■ What to produce: Print the listing below word for word, with every line unchanged.
#### Records shown
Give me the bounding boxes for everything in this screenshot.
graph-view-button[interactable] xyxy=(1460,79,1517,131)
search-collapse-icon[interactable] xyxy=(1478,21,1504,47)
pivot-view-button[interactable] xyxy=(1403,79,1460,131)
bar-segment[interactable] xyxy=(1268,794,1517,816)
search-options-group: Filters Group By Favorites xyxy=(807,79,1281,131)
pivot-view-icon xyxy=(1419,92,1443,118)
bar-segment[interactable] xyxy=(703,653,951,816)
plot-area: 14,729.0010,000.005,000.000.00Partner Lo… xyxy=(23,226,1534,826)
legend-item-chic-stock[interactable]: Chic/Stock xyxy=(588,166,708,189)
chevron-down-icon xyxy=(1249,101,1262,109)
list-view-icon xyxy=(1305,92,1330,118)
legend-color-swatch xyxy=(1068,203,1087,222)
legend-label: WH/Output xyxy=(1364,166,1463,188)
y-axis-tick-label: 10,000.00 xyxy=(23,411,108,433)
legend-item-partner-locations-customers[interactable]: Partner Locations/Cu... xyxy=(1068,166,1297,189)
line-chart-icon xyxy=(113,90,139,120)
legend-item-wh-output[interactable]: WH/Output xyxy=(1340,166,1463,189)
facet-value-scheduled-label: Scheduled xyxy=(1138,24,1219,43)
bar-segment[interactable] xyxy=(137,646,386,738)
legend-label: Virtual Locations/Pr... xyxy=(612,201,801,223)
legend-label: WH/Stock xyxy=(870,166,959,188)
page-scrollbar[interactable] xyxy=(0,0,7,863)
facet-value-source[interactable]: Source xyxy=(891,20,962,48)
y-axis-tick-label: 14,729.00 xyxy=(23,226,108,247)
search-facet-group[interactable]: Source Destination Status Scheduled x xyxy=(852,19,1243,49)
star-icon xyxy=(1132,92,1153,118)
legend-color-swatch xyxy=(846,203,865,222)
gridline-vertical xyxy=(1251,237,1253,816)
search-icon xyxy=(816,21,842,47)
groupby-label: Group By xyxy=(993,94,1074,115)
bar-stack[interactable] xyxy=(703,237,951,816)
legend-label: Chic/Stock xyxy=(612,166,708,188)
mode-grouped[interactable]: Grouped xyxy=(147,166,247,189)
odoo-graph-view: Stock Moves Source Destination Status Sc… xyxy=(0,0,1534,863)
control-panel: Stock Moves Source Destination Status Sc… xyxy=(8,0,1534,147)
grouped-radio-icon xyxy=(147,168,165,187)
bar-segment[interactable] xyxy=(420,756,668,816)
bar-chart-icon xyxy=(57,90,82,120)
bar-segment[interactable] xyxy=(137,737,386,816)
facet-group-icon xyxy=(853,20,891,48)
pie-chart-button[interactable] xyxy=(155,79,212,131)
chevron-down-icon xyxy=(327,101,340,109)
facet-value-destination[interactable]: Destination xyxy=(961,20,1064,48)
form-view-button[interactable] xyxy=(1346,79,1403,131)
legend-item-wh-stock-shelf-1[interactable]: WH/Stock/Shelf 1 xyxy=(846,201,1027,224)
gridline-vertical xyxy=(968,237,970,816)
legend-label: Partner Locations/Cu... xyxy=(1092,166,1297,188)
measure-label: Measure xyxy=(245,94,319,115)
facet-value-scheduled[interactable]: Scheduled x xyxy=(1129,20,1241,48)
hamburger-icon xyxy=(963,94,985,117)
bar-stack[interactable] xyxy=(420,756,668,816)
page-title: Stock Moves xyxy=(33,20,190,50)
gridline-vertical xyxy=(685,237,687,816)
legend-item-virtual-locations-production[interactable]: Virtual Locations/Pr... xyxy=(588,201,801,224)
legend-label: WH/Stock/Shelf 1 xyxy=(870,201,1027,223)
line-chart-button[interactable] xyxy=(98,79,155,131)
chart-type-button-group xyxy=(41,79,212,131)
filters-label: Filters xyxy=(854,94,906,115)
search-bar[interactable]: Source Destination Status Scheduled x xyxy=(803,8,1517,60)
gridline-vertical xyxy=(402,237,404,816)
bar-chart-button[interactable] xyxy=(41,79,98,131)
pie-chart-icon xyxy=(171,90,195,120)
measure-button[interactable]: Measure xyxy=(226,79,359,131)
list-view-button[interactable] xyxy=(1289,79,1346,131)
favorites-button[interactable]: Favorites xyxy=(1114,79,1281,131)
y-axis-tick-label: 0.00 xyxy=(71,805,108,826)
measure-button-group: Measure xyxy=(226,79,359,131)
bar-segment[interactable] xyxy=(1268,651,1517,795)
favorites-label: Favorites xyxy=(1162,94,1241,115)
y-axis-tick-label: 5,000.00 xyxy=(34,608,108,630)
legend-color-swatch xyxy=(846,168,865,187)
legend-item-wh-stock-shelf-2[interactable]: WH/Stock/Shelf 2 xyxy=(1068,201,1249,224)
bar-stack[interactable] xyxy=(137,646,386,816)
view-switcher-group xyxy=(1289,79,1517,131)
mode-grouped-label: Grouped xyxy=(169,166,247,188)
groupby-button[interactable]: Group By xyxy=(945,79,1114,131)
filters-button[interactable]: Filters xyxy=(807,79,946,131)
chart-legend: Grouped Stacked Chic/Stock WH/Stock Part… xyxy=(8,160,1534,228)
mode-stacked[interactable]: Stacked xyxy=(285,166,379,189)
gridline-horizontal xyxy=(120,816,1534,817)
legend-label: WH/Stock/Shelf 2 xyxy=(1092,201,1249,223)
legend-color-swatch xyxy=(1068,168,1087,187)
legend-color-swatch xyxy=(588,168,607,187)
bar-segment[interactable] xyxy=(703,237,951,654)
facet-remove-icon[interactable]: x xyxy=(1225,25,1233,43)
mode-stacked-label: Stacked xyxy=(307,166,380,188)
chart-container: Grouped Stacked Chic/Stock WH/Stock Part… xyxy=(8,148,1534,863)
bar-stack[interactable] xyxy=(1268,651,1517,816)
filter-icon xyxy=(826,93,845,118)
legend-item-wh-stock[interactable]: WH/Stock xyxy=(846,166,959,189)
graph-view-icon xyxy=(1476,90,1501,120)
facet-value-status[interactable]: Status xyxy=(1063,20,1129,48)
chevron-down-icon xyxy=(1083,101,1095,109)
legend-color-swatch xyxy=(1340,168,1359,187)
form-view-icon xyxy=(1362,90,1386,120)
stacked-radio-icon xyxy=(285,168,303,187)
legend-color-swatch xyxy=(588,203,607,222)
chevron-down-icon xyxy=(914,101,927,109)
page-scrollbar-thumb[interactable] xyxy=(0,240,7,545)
########
■ Solution to this task:
Give me the bounding boxes for everything in this screenshot.
graph-view-button[interactable] xyxy=(1460,79,1517,131)
search-collapse-icon[interactable] xyxy=(1478,21,1504,47)
pivot-view-button[interactable] xyxy=(1403,79,1460,131)
bar-segment[interactable] xyxy=(1268,794,1517,816)
search-options-group: Filters Group By Favorites xyxy=(807,79,1281,131)
pivot-view-icon xyxy=(1419,92,1443,118)
bar-segment[interactable] xyxy=(703,653,951,816)
plot-area: 14,729.0010,000.005,000.000.00Partner Lo… xyxy=(23,226,1534,826)
legend-item-chic-stock[interactable]: Chic/Stock xyxy=(588,166,708,189)
chevron-down-icon xyxy=(1249,101,1262,109)
list-view-icon xyxy=(1305,92,1330,118)
legend-color-swatch xyxy=(1068,203,1087,222)
legend-label: WH/Output xyxy=(1364,166,1463,188)
y-axis-tick-label: 10,000.00 xyxy=(23,411,108,433)
legend-item-partner-locations-customers[interactable]: Partner Locations/Cu... xyxy=(1068,166,1297,189)
line-chart-icon xyxy=(113,90,139,120)
legend-item-wh-output[interactable]: WH/Output xyxy=(1340,166,1463,189)
facet-value-scheduled-label: Scheduled xyxy=(1138,24,1219,43)
bar-segment[interactable] xyxy=(137,646,386,738)
legend-label: Virtual Locations/Pr... xyxy=(612,201,801,223)
legend-label: WH/Stock xyxy=(870,166,959,188)
page-scrollbar[interactable] xyxy=(0,0,7,863)
facet-value-source[interactable]: Source xyxy=(891,20,962,48)
y-axis-tick-label: 14,729.00 xyxy=(23,226,108,247)
search-facet-group[interactable]: Source Destination Status Scheduled x xyxy=(852,19,1243,49)
star-icon xyxy=(1132,92,1153,118)
legend-color-swatch xyxy=(846,203,865,222)
gridline-vertical xyxy=(1251,237,1253,816)
search-icon xyxy=(816,21,842,47)
groupby-label: Group By xyxy=(993,94,1074,115)
bar-stack[interactable] xyxy=(703,237,951,816)
legend-label: Chic/Stock xyxy=(612,166,708,188)
mode-grouped[interactable]: Grouped xyxy=(147,166,247,189)
odoo-graph-view: Stock Moves Source Destination Status Sc… xyxy=(0,0,1534,863)
control-panel: Stock Moves Source Destination Status Sc… xyxy=(8,0,1534,147)
grouped-radio-icon xyxy=(147,168,165,187)
bar-segment[interactable] xyxy=(420,756,668,816)
bar-chart-icon xyxy=(57,90,82,120)
bar-segment[interactable] xyxy=(137,737,386,816)
facet-group-icon xyxy=(853,20,891,48)
pie-chart-button[interactable] xyxy=(155,79,212,131)
chevron-down-icon xyxy=(327,101,340,109)
facet-value-destination[interactable]: Destination xyxy=(961,20,1064,48)
form-view-button[interactable] xyxy=(1346,79,1403,131)
legend-item-wh-stock-shelf-1[interactable]: WH/Stock/Shelf 1 xyxy=(846,201,1027,224)
gridline-vertical xyxy=(968,237,970,816)
legend-label: Partner Locations/Cu... xyxy=(1092,166,1297,188)
measure-label: Measure xyxy=(245,94,319,115)
facet-value-scheduled[interactable]: Scheduled x xyxy=(1129,20,1241,48)
hamburger-icon xyxy=(963,94,985,117)
bar-stack[interactable] xyxy=(420,756,668,816)
page-title: Stock Moves xyxy=(33,20,190,50)
gridline-vertical xyxy=(685,237,687,816)
legend-item-virtual-locations-production[interactable]: Virtual Locations/Pr... xyxy=(588,201,801,224)
legend-label: WH/Stock/Shelf 1 xyxy=(870,201,1027,223)
line-chart-button[interactable] xyxy=(98,79,155,131)
chart-type-button-group xyxy=(41,79,212,131)
filters-label: Filters xyxy=(854,94,906,115)
search-bar[interactable]: Source Destination Status Scheduled x xyxy=(803,8,1517,60)
gridline-vertical xyxy=(402,237,404,816)
bar-chart-button[interactable] xyxy=(41,79,98,131)
pie-chart-icon xyxy=(171,90,195,120)
measure-button[interactable]: Measure xyxy=(226,79,359,131)
list-view-button[interactable] xyxy=(1289,79,1346,131)
favorites-button[interactable]: Favorites xyxy=(1114,79,1281,131)
y-axis-tick-label: 0.00 xyxy=(71,805,108,826)
measure-button-group: Measure xyxy=(226,79,359,131)
bar-segment[interactable] xyxy=(1268,651,1517,795)
favorites-label: Favorites xyxy=(1162,94,1241,115)
y-axis-tick-label: 5,000.00 xyxy=(34,608,108,630)
legend-color-swatch xyxy=(846,168,865,187)
legend-item-wh-stock-shelf-2[interactable]: WH/Stock/Shelf 2 xyxy=(1068,201,1249,224)
bar-stack[interactable] xyxy=(137,646,386,816)
view-switcher-group xyxy=(1289,79,1517,131)
mode-grouped-label: Grouped xyxy=(169,166,247,188)
groupby-button[interactable]: Group By xyxy=(945,79,1114,131)
filters-button[interactable]: Filters xyxy=(807,79,946,131)
chart-legend: Grouped Stacked Chic/Stock WH/Stock Part… xyxy=(8,160,1534,228)
mode-stacked[interactable]: Stacked xyxy=(285,166,379,189)
gridline-horizontal xyxy=(120,816,1534,817)
legend-label: WH/Stock/Shelf 2 xyxy=(1092,201,1249,223)
legend-color-swatch xyxy=(1068,168,1087,187)
legend-color-swatch xyxy=(588,168,607,187)
bar-segment[interactable] xyxy=(703,237,951,654)
facet-remove-icon[interactable]: x xyxy=(1225,25,1233,43)
mode-stacked-label: Stacked xyxy=(307,166,380,188)
chart-container: Grouped Stacked Chic/Stock WH/Stock Part… xyxy=(8,148,1534,863)
bar-stack[interactable] xyxy=(1268,651,1517,816)
filter-icon xyxy=(826,93,845,118)
legend-item-wh-stock[interactable]: WH/Stock xyxy=(846,166,959,189)
graph-view-icon xyxy=(1476,90,1501,120)
facet-value-status[interactable]: Status xyxy=(1063,20,1129,48)
chevron-down-icon xyxy=(1083,101,1095,109)
legend-color-swatch xyxy=(1340,168,1359,187)
form-view-icon xyxy=(1362,90,1386,120)
stacked-radio-icon xyxy=(285,168,303,187)
legend-color-swatch xyxy=(588,203,607,222)
chevron-down-icon xyxy=(914,101,927,109)
page-scrollbar-thumb[interactable] xyxy=(0,240,7,545)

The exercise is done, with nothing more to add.